:: PROBLEM ::
Note each line of the listing that contains the string "défenses", and copy it.

#### EXTRACTED ENTRIES ####

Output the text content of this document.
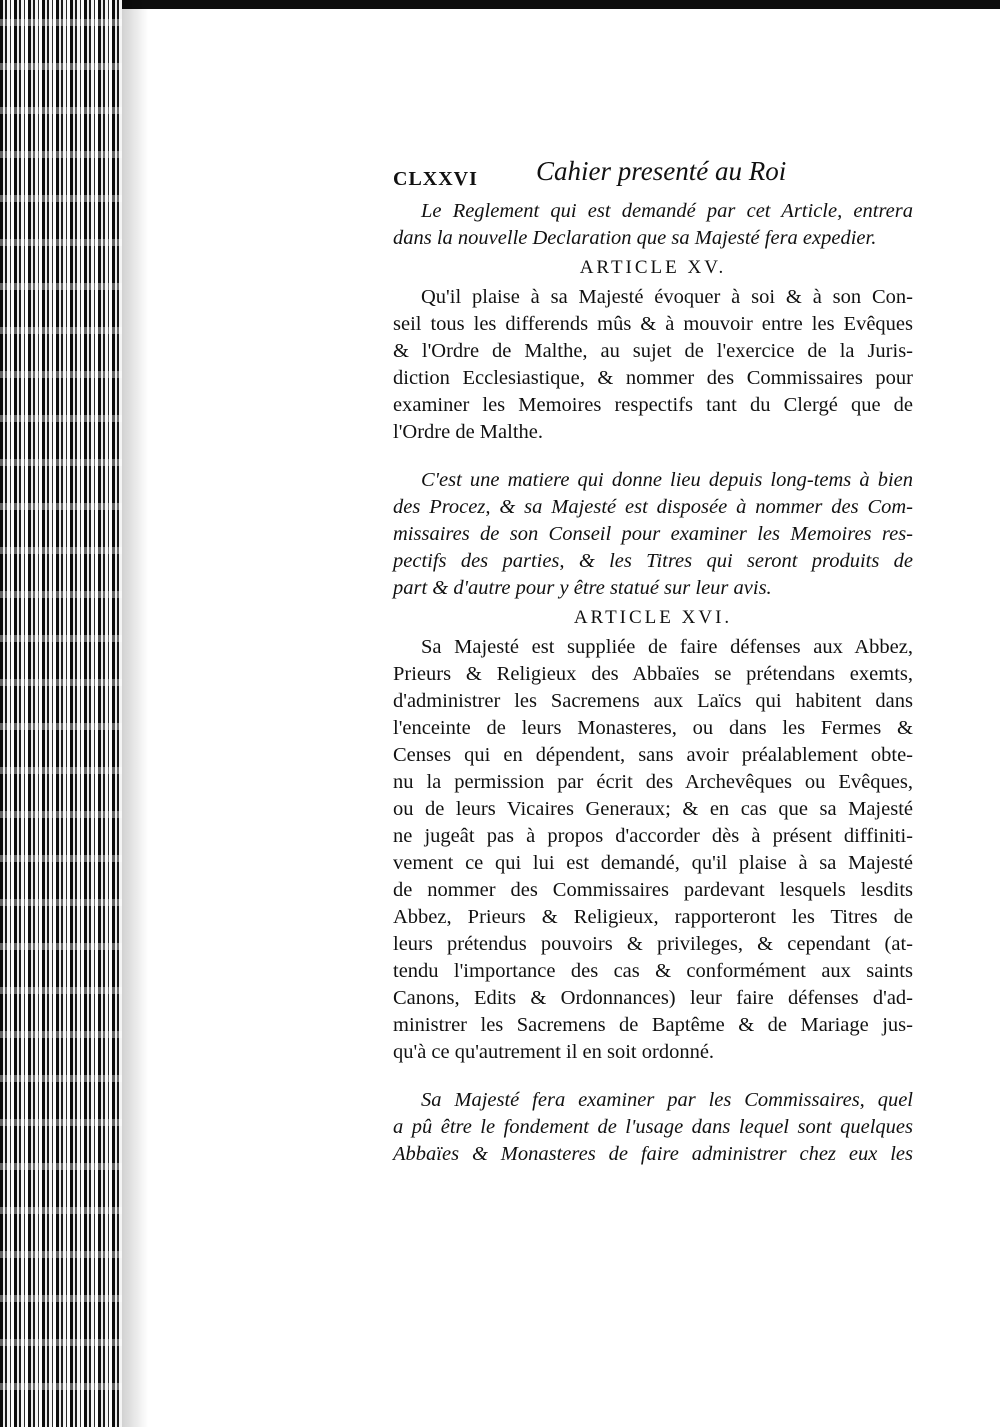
CLXXVI Cahier presenté au Roi
Le Reglement qui est demandé par cet Article, entrera
dans la nouvelle Declaration que sa Majesté fera expedier.
ARTICLE XV.
Qu'il plaise à sa Majesté évoquer à soi & à son Con-
seil tous les differends mûs & à mouvoir entre les Evêques
& l'Ordre de Malthe, au sujet de l'exercice de la Juris-
diction Ecclesiastique, & nommer des Commissaires pour
examiner les Memoires respectifs tant du Clergé que de
l'Ordre de Malthe.
C'est une matiere qui donne lieu depuis long-tems à bien
des Procez, & sa Majesté est disposée à nommer des Com-
missaires de son Conseil pour examiner les Memoires res-
pectifs des parties, & les Titres qui seront produits de
part & d'autre pour y être statué sur leur avis.
ARTICLE XVI.
Sa Majesté est suppliée de faire défenses aux Abbez,
Prieurs & Religieux des Abbaïes se prétendans exemts,
d'administrer les Sacremens aux Laïcs qui habitent dans
l'enceinte de leurs Monasteres, ou dans les Fermes &
Censes qui en dépendent, sans avoir préalablement obte-
nu la permission par écrit des Archevêques ou Evêques,
ou de leurs Vicaires Generaux; & en cas que sa Majesté
ne jugeât pas à propos d'accorder dès à présent diffiniti-
vement ce qui lui est demandé, qu'il plaise à sa Majesté
de nommer des Commissaires pardevant lesquels lesdits
Abbez, Prieurs & Religieux, rapporteront les Titres de
leurs prétendus pouvoirs & privileges, & cependant (at-
tendu l'importance des cas & conformément aux saints
Canons, Edits & Ordonnances) leur faire défenses d'ad-
ministrer les Sacremens de Baptême & de Mariage jus-
qu'à ce qu'autrement il en soit ordonné.
Sa Majesté fera examiner par les Commissaires, quel
a pû être le fondement de l'usage dans lequel sont quelques
Abbaïes & Monasteres de faire administrer chez eux les
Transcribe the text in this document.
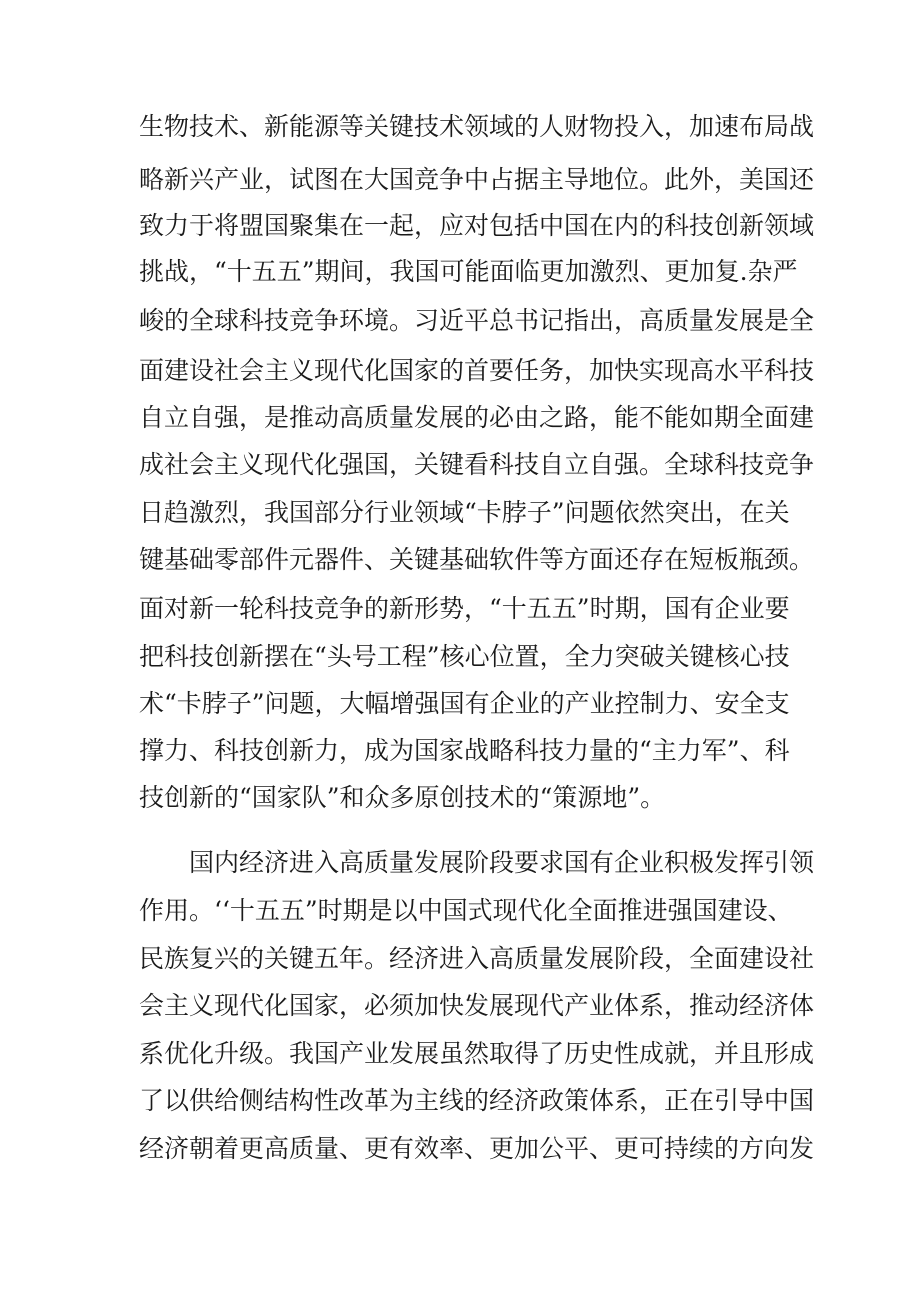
生物技术、新能源等关键技术领域的人财物投入，加速布局战

略新兴产业，试图在大国竞争中占据主导地位。此外，美国还

致力于将盟国聚集在一起，应对包括中国在内的科技创新领域

挑战，“十五五”期间，我国可能面临更加激烈、更加复.杂严

峻的全球科技竞争环境。习近平总书记指出，高质量发展是全

面建设社会主义现代化国家的首要任务，加快实现高水平科技

自立自强，是推动高质量发展的必由之路，能不能如期全面建

成社会主义现代化强国，关键看科技自立自强。全球科技竞争

日趋激烈，我国部分行业领域“卡脖子”问题依然突出，在关

键基础零部件元器件、关键基础软件等方面还存在短板瓶颈。

面对新一轮科技竞争的新形势，“十五五”时期，国有企业要

把科技创新摆在“头号工程”核心位置，全力突破关键核心技

术“卡脖子”问题，大幅增强国有企业的产业控制力、安全支

撑力、科技创新力，成为国家战略科技力量的“主力军”、科

技创新的“国家队”和众多原创技术的“策源地”。

国内经济进入高质量发展阶段要求国有企业积极发挥引领

作用。‘‘十五五”时期是以中国式现代化全面推进强国建设、

民族复兴的关键五年。经济进入高质量发展阶段，全面建设社

会主义现代化国家，必须加快发展现代产业体系，推动经济体

系优化升级。我国产业发展虽然取得了历史性成就，并且形成

了以供给侧结构性改革为主线的经济政策体系，正在引导中国

经济朝着更高质量、更有效率、更加公平、更可持续的方向发
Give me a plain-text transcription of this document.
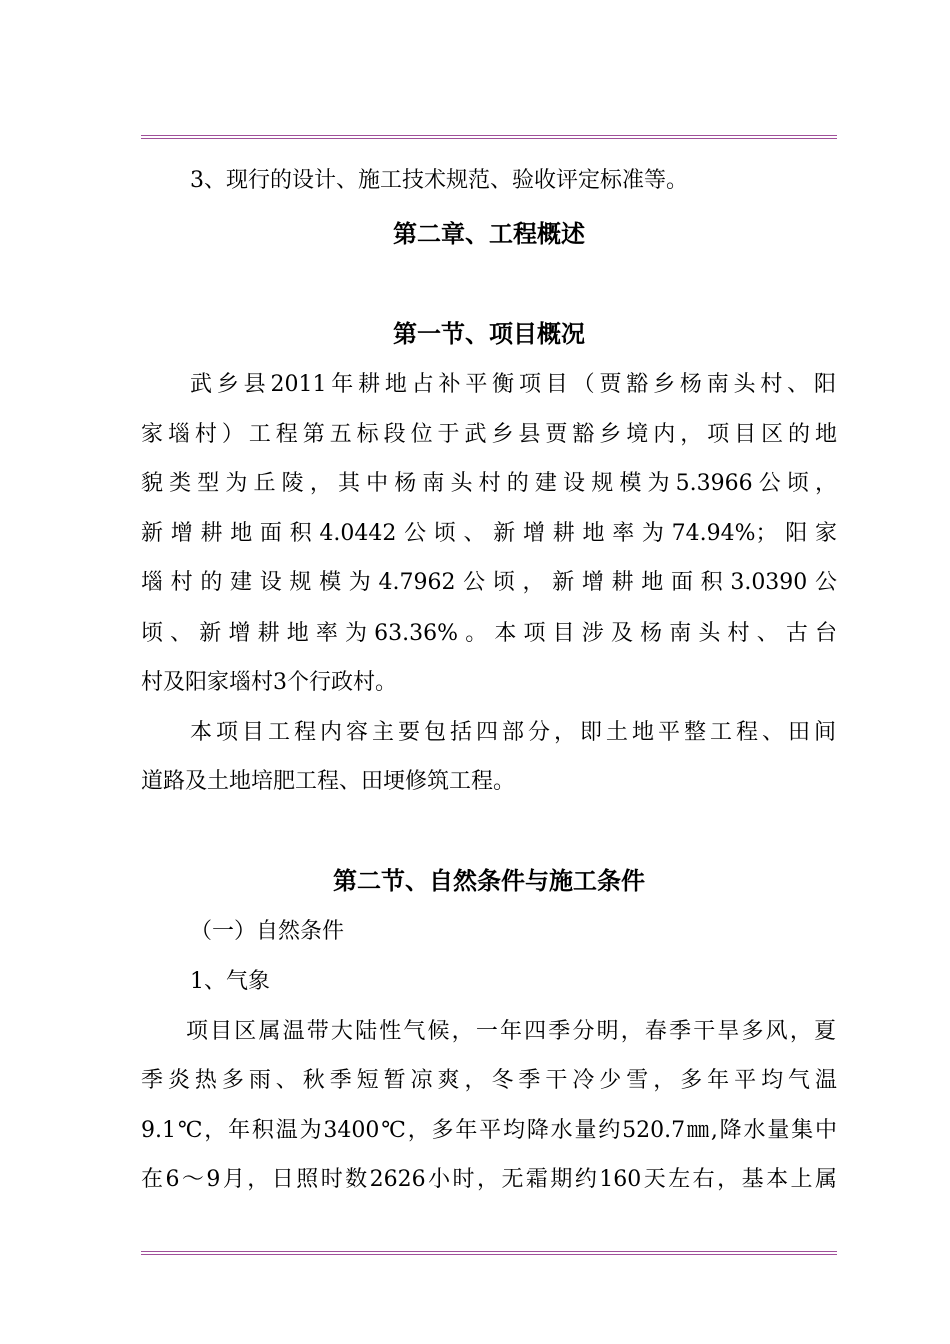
3、现行的设计、施工技术规范、验收评定标准等。
第二章、工程概述
第一节、项目概况
武乡县2011年耕地占补平衡项目（贾豁乡杨南头村、阳
家堖村）工程第五标段位于武乡县贾豁乡境内，项目区的地
貌类型为丘陵，其中杨南头村的建设规模为5.3966公顷，
新增耕地面积4.0442公顷、新增耕地率为74.94%；阳家
堖村的建设规模为4.7962公顷，新增耕地面积3.0390公
顷、新增耕地率为63.36%。本项目涉及杨南头村、古台
村及阳家堖村3个行政村。
本项目工程内容主要包括四部分，即土地平整工程、田间
道路及土地培肥工程、田埂修筑工程。
第二节、自然条件与施工条件
（一）自然条件
1、气象
项目区属温带大陆性气候，一年四季分明，春季干旱多风，夏
季炎热多雨、秋季短暂凉爽，冬季干冷少雪，多年平均气温
9.1℃，年积温为3400℃，多年平均降水量约520.7㎜,降水量集中
在6～9月，日照时数2626小时，无霜期约160天左右，基本上属
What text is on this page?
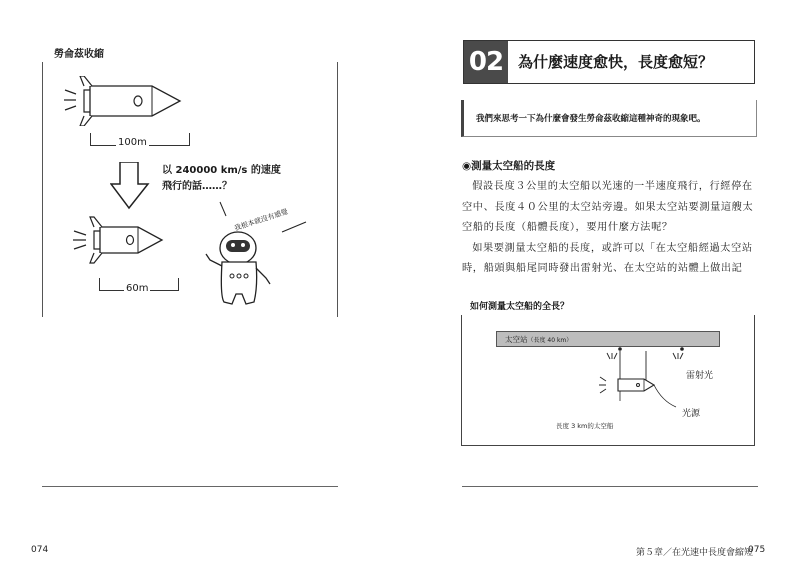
勞侖茲收縮
100m
以 240000 km/s 的速度
飛行的話……？
60m
我根本就沒有感覺
074
02 為什麼速度愈快，長度愈短？
我們來思考一下為什麼會發生勞侖茲收縮這種神奇的現象吧。
◉測量太空船的長度

假設長度３公里的太空船以光速的一半速度飛行，行經停在空中、長度４０公里的太空站旁邊。如果太空站要測量這艘太空船的長度（船體長度），要用什麼方法呢？

如果要測量太空船的長度，或許可以「在太空船經過太空站時，船頭與船尾同時發出雷射光、在太空站的站體上做出記

如何測量太空船的全長？
太空站（長度 40 km）
雷射光
光源
長度 3 km的太空船
第５章／在光速中長度會縮短
075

####

:: WORKED ANSWER ::
Sa Majesté est suppliée de faire défenses aux Abbez,
Canons, Edits & Ordonnances) leur faire défenses d'ad-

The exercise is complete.